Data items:
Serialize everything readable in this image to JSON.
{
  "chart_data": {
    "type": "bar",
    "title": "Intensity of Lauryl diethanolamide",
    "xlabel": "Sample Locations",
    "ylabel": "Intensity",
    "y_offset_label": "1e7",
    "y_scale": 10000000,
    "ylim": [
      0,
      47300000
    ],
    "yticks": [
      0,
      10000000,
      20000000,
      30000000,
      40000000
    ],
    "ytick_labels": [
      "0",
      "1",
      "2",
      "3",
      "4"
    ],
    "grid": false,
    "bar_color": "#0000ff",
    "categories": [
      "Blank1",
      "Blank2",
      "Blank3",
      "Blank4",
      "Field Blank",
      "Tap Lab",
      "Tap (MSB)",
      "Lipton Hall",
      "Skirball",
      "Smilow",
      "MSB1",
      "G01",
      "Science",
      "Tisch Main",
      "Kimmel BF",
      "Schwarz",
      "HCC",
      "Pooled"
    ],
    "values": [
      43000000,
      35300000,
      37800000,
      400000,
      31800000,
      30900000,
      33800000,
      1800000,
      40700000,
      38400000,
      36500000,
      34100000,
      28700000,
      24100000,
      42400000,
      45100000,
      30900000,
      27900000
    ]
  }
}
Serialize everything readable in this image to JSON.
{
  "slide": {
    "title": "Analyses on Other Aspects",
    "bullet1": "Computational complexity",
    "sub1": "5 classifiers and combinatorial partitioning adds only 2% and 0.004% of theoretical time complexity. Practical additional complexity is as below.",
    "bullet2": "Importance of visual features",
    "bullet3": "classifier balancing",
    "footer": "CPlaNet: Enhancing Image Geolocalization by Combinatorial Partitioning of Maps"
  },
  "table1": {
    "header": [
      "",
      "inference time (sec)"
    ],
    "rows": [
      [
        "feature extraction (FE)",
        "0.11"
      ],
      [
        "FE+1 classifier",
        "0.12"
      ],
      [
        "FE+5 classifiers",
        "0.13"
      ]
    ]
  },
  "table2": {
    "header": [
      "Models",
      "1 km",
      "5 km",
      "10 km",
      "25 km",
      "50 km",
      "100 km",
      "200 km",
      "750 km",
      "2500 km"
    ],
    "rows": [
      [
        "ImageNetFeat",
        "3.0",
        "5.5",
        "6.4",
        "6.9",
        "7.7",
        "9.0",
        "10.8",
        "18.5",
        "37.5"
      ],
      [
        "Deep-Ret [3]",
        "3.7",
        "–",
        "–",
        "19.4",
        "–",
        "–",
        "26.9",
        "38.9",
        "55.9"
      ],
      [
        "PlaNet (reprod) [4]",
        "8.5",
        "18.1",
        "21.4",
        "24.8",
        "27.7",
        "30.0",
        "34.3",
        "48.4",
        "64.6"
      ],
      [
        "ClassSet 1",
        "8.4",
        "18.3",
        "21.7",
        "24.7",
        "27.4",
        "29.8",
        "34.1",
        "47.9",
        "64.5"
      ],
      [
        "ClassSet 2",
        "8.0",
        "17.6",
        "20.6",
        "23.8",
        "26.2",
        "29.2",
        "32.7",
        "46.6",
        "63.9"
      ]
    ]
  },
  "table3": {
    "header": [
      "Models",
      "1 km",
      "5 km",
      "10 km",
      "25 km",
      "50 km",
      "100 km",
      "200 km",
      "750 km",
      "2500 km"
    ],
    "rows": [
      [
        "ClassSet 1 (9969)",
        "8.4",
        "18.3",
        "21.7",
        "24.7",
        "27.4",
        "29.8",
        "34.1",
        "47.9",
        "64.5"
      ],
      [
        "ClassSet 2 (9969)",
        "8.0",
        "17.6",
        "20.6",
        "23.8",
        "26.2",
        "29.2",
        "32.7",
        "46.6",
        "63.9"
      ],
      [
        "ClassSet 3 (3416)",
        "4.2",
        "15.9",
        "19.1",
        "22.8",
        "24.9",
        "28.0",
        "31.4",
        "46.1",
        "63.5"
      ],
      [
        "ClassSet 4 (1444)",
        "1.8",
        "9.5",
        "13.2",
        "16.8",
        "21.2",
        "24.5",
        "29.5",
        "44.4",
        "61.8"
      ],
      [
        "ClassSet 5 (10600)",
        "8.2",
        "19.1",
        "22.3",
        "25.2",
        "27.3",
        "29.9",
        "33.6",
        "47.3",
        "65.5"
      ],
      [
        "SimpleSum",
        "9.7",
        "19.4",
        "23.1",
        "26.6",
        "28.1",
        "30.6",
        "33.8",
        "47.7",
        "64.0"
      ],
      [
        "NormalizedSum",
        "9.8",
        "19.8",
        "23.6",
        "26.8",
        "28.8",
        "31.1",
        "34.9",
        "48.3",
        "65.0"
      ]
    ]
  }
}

Exercise goal: Write out every record shown above, word for word.

Solution:
Serialize everything readable in this image to JSON.
{
  "chart_data": {
    "type": "bar",
    "title": "Intensity of Lauryl diethanolamide",
    "xlabel": "Sample Locations",
    "ylabel": "Intensity",
    "y_offset_label": "1e7",
    "y_scale": 10000000,
    "ylim": [
      0,
      47300000
    ],
    "yticks": [
      0,
      10000000,
      20000000,
      30000000,
      40000000
    ],
    "ytick_labels": [
      "0",
      "1",
      "2",
      "3",
      "4"
    ],
    "grid": false,
    "bar_color": "#0000ff",
    "categories": [
      "Blank1",
      "Blank2",
      "Blank3",
      "Blank4",
      "Field Blank",
      "Tap Lab",
      "Tap (MSB)",
      "Lipton Hall",
      "Skirball",
      "Smilow",
      "MSB1",
      "G01",
      "Science",
      "Tisch Main",
      "Kimmel BF",
      "Schwarz",
      "HCC",
      "Pooled"
    ],
    "values": [
      43000000,
      35300000,
      37800000,
      400000,
      31800000,
      30900000,
      33800000,
      1800000,
      40700000,
      38400000,
      36500000,
      34100000,
      28700000,
      24100000,
      42400000,
      45100000,
      30900000,
      27900000
    ]
  }
}
Serialize everything readable in this image to JSON.
{
  "slide": {
    "title": "Analyses on Other Aspects",
    "bullet1": "Computational complexity",
    "sub1": "5 classifiers and combinatorial partitioning adds only 2% and 0.004% of theoretical time complexity. Practical additional complexity is as below.",
    "bullet2": "Importance of visual features",
    "bullet3": "classifier balancing",
    "footer": "CPlaNet: Enhancing Image Geolocalization by Combinatorial Partitioning of Maps"
  },
  "table1": {
    "header": [
      "",
      "inference time (sec)"
    ],
    "rows": [
      [
        "feature extraction (FE)",
        "0.11"
      ],
      [
        "FE+1 classifier",
        "0.12"
      ],
      [
        "FE+5 classifiers",
        "0.13"
      ]
    ]
  },
  "table2": {
    "header": [
      "Models",
      "1 km",
      "5 km",
      "10 km",
      "25 km",
      "50 km",
      "100 km",
      "200 km",
      "750 km",
      "2500 km"
    ],
    "rows": [
      [
        "ImageNetFeat",
        "3.0",
        "5.5",
        "6.4",
        "6.9",
        "7.7",
        "9.0",
        "10.8",
        "18.5",
        "37.5"
      ],
      [
        "Deep-Ret [3]",
        "3.7",
        "–",
        "–",
        "19.4",
        "–",
        "–",
        "26.9",
        "38.9",
        "55.9"
      ],
      [
        "PlaNet (reprod) [4]",
        "8.5",
        "18.1",
        "21.4",
        "24.8",
        "27.7",
        "30.0",
        "34.3",
        "48.4",
        "64.6"
      ],
      [
        "ClassSet 1",
        "8.4",
        "18.3",
        "21.7",
        "24.7",
        "27.4",
        "29.8",
        "34.1",
        "47.9",
        "64.5"
      ],
      [
        "ClassSet 2",
        "8.0",
        "17.6",
        "20.6",
        "23.8",
        "26.2",
        "29.2",
        "32.7",
        "46.6",
        "63.9"
      ]
    ]
  },
  "table3": {
    "header": [
      "Models",
      "1 km",
      "5 km",
      "10 km",
      "25 km",
      "50 km",
      "100 km",
      "200 km",
      "750 km",
      "2500 km"
    ],
    "rows": [
      [
        "ClassSet 1 (9969)",
        "8.4",
        "18.3",
        "21.7",
        "24.7",
        "27.4",
        "29.8",
        "34.1",
        "47.9",
        "64.5"
      ],
      [
        "ClassSet 2 (9969)",
        "8.0",
        "17.6",
        "20.6",
        "23.8",
        "26.2",
        "29.2",
        "32.7",
        "46.6",
        "63.9"
      ],
      [
        "ClassSet 3 (3416)",
        "4.2",
        "15.9",
        "19.1",
        "22.8",
        "24.9",
        "28.0",
        "31.4",
        "46.1",
        "63.5"
      ],
      [
        "ClassSet 4 (1444)",
        "1.8",
        "9.5",
        "13.2",
        "16.8",
        "21.2",
        "24.5",
        "29.5",
        "44.4",
        "61.8"
      ],
      [
        "ClassSet 5 (10600)",
        "8.2",
        "19.1",
        "22.3",
        "25.2",
        "27.3",
        "29.9",
        "33.6",
        "47.3",
        "65.5"
      ],
      [
        "SimpleSum",
        "9.7",
        "19.4",
        "23.1",
        "26.6",
        "28.1",
        "30.6",
        "33.8",
        "47.7",
        "64.0"
      ],
      [
        "NormalizedSum",
        "9.8",
        "19.8",
        "23.6",
        "26.8",
        "28.8",
        "31.1",
        "34.9",
        "48.3",
        "65.0"
      ]
    ]
  }
}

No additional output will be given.